WRITTEN INSTRUCTION:
Reproduce all of the material word for word.

-=-=-

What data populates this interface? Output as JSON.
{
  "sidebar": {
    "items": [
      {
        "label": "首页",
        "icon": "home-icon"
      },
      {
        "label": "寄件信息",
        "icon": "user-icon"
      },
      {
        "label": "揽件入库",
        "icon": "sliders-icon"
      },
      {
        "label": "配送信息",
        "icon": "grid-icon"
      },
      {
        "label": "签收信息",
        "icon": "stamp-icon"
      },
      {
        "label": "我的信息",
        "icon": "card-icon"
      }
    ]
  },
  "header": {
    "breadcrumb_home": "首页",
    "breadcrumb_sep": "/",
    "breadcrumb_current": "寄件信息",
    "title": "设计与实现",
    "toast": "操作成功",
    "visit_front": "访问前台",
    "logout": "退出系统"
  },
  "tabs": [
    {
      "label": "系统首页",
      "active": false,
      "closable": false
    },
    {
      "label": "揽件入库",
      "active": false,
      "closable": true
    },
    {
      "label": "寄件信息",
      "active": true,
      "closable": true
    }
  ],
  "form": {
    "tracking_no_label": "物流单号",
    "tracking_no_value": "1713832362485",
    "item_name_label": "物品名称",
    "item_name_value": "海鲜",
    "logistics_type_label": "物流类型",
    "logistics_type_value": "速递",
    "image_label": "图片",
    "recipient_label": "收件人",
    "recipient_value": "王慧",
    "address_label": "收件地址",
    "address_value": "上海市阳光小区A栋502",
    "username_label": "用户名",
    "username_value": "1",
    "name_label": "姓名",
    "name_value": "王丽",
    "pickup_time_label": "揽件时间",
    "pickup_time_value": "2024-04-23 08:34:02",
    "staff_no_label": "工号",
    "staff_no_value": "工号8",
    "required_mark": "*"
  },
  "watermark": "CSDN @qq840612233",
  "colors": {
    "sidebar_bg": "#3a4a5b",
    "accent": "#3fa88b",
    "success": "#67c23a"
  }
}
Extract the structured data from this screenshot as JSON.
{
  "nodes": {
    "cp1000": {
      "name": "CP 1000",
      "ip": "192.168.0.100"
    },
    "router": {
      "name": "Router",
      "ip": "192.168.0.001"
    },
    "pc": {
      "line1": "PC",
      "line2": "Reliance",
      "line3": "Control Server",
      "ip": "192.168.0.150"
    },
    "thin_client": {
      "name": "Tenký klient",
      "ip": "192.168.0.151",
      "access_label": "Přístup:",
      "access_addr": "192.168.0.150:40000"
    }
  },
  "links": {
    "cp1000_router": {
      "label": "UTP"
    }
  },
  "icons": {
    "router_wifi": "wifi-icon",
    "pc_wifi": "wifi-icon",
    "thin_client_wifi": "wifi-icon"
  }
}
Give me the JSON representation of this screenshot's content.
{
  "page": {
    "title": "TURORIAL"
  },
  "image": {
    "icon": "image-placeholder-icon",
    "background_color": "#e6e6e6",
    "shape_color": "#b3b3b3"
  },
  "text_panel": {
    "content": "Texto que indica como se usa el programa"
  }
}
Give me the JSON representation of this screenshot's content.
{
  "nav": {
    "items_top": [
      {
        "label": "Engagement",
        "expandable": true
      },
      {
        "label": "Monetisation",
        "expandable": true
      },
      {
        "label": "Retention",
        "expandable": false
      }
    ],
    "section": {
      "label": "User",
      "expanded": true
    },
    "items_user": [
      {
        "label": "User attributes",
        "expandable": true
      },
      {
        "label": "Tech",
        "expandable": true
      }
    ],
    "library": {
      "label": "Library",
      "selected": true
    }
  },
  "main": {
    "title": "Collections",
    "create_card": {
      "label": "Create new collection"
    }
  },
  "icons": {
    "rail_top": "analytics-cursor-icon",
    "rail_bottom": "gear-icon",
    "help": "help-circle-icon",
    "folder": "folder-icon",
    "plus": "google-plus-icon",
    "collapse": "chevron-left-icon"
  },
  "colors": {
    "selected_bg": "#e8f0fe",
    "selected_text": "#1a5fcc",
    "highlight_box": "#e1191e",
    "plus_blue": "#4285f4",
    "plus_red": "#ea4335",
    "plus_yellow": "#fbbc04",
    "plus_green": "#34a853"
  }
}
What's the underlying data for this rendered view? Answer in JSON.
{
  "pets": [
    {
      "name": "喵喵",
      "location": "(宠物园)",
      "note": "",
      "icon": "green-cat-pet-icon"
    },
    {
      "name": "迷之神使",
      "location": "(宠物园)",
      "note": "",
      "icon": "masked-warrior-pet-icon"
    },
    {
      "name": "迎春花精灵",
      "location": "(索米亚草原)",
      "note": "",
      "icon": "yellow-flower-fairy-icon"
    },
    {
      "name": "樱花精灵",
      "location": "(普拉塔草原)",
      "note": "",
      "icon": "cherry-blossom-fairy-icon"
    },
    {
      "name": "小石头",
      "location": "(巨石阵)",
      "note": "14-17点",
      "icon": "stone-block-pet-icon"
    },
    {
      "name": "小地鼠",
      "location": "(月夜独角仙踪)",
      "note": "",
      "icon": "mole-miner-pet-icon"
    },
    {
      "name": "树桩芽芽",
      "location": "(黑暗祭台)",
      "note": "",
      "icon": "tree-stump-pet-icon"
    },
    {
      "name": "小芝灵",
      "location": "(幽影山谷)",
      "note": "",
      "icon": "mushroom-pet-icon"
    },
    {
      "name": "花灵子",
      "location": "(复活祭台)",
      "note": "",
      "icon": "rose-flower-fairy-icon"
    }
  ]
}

-=-=-

COMPLETE OUTPUT:
What data populates this interface? Output as JSON.
{
  "sidebar": {
    "items": [
      {
        "label": "首页",
        "icon": "home-icon"
      },
      {
        "label": "寄件信息",
        "icon": "user-icon"
      },
      {
        "label": "揽件入库",
        "icon": "sliders-icon"
      },
      {
        "label": "配送信息",
        "icon": "grid-icon"
      },
      {
        "label": "签收信息",
        "icon": "stamp-icon"
      },
      {
        "label": "我的信息",
        "icon": "card-icon"
      }
    ]
  },
  "header": {
    "breadcrumb_home": "首页",
    "breadcrumb_sep": "/",
    "breadcrumb_current": "寄件信息",
    "title": "设计与实现",
    "toast": "操作成功",
    "visit_front": "访问前台",
    "logout": "退出系统"
  },
  "tabs": [
    {
      "label": "系统首页",
      "active": false,
      "closable": false
    },
    {
      "label": "揽件入库",
      "active": false,
      "closable": true
    },
    {
      "label": "寄件信息",
      "active": true,
      "closable": true
    }
  ],
  "form": {
    "tracking_no_label": "物流单号",
    "tracking_no_value": "1713832362485",
    "item_name_label": "物品名称",
    "item_name_value": "海鲜",
    "logistics_type_label": "物流类型",
    "logistics_type_value": "速递",
    "image_label": "图片",
    "recipient_label": "收件人",
    "recipient_value": "王慧",
    "address_label": "收件地址",
    "address_value": "上海市阳光小区A栋502",
    "username_label": "用户名",
    "username_value": "1",
    "name_label": "姓名",
    "name_value": "王丽",
    "pickup_time_label": "揽件时间",
    "pickup_time_value": "2024-04-23 08:34:02",
    "staff_no_label": "工号",
    "staff_no_value": "工号8",
    "required_mark": "*"
  },
  "watermark": "CSDN @qq840612233",
  "colors": {
    "sidebar_bg": "#3a4a5b",
    "accent": "#3fa88b",
    "success": "#67c23a"
  }
}
Extract the structured data from this screenshot as JSON.
{
  "nodes": {
    "cp1000": {
      "name": "CP 1000",
      "ip": "192.168.0.100"
    },
    "router": {
      "name": "Router",
      "ip": "192.168.0.001"
    },
    "pc": {
      "line1": "PC",
      "line2": "Reliance",
      "line3": "Control Server",
      "ip": "192.168.0.150"
    },
    "thin_client": {
      "name": "Tenký klient",
      "ip": "192.168.0.151",
      "access_label": "Přístup:",
      "access_addr": "192.168.0.150:40000"
    }
  },
  "links": {
    "cp1000_router": {
      "label": "UTP"
    }
  },
  "icons": {
    "router_wifi": "wifi-icon",
    "pc_wifi": "wifi-icon",
    "thin_client_wifi": "wifi-icon"
  }
}
Give me the JSON representation of this screenshot's content.
{
  "page": {
    "title": "TURORIAL"
  },
  "image": {
    "icon": "image-placeholder-icon",
    "background_color": "#e6e6e6",
    "shape_color": "#b3b3b3"
  },
  "text_panel": {
    "content": "Texto que indica como se usa el programa"
  }
}
Give me the JSON representation of this screenshot's content.
{
  "nav": {
    "items_top": [
      {
        "label": "Engagement",
        "expandable": true
      },
      {
        "label": "Monetisation",
        "expandable": true
      },
      {
        "label": "Retention",
        "expandable": false
      }
    ],
    "section": {
      "label": "User",
      "expanded": true
    },
    "items_user": [
      {
        "label": "User attributes",
        "expandable": true
      },
      {
        "label": "Tech",
        "expandable": true
      }
    ],
    "library": {
      "label": "Library",
      "selected": true
    }
  },
  "main": {
    "title": "Collections",
    "create_card": {
      "label": "Create new collection"
    }
  },
  "icons": {
    "rail_top": "analytics-cursor-icon",
    "rail_bottom": "gear-icon",
    "help": "help-circle-icon",
    "folder": "folder-icon",
    "plus": "google-plus-icon",
    "collapse": "chevron-left-icon"
  },
  "colors": {
    "selected_bg": "#e8f0fe",
    "selected_text": "#1a5fcc",
    "highlight_box": "#e1191e",
    "plus_blue": "#4285f4",
    "plus_red": "#ea4335",
    "plus_yellow": "#fbbc04",
    "plus_green": "#34a853"
  }
}
What's the underlying data for this rendered view? Answer in JSON.
{
  "pets": [
    {
      "name": "喵喵",
      "location": "(宠物园)",
      "note": "",
      "icon": "green-cat-pet-icon"
    },
    {
      "name": "迷之神使",
      "location": "(宠物园)",
      "note": "",
      "icon": "masked-warrior-pet-icon"
    },
    {
      "name": "迎春花精灵",
      "location": "(索米亚草原)",
      "note": "",
      "icon": "yellow-flower-fairy-icon"
    },
    {
      "name": "樱花精灵",
      "location": "(普拉塔草原)",
      "note": "",
      "icon": "cherry-blossom-fairy-icon"
    },
    {
      "name": "小石头",
      "location": "(巨石阵)",
      "note": "14-17点",
      "icon": "stone-block-pet-icon"
    },
    {
      "name": "小地鼠",
      "location": "(月夜独角仙踪)",
      "note": "",
      "icon": "mole-miner-pet-icon"
    },
    {
      "name": "树桩芽芽",
      "location": "(黑暗祭台)",
      "note": "",
      "icon": "tree-stump-pet-icon"
    },
    {
      "name": "小芝灵",
      "location": "(幽影山谷)",
      "note": "",
      "icon": "mushroom-pet-icon"
    },
    {
      "name": "花灵子",
      "location": "(复活祭台)",
      "note": "",
      "icon": "rose-flower-fairy-icon"
    }
  ]
}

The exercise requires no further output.